PROBLEM REQUIREMENTS:
Only the number is wanted: how many lines contain the word "nbsp"?

THE RECORDS:
= = = =

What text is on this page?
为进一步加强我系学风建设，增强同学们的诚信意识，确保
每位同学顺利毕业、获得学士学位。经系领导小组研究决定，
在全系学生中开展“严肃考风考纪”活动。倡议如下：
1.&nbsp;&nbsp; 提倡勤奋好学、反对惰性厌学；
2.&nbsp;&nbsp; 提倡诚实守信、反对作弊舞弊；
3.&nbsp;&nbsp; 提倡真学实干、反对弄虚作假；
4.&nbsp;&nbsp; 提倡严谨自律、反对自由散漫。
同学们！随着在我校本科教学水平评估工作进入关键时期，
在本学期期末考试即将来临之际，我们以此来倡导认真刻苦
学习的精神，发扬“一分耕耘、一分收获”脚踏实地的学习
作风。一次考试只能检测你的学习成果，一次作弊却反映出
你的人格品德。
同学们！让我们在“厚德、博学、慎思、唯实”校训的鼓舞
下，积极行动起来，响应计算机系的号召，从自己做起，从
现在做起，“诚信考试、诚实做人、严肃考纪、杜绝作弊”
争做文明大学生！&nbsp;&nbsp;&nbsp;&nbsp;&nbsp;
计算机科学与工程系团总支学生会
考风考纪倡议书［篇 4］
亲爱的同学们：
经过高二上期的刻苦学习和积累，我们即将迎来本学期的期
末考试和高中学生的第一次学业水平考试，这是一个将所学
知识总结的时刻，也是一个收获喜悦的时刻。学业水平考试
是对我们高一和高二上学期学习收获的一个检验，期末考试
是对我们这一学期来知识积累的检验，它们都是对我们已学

= = = =

REPLY:
5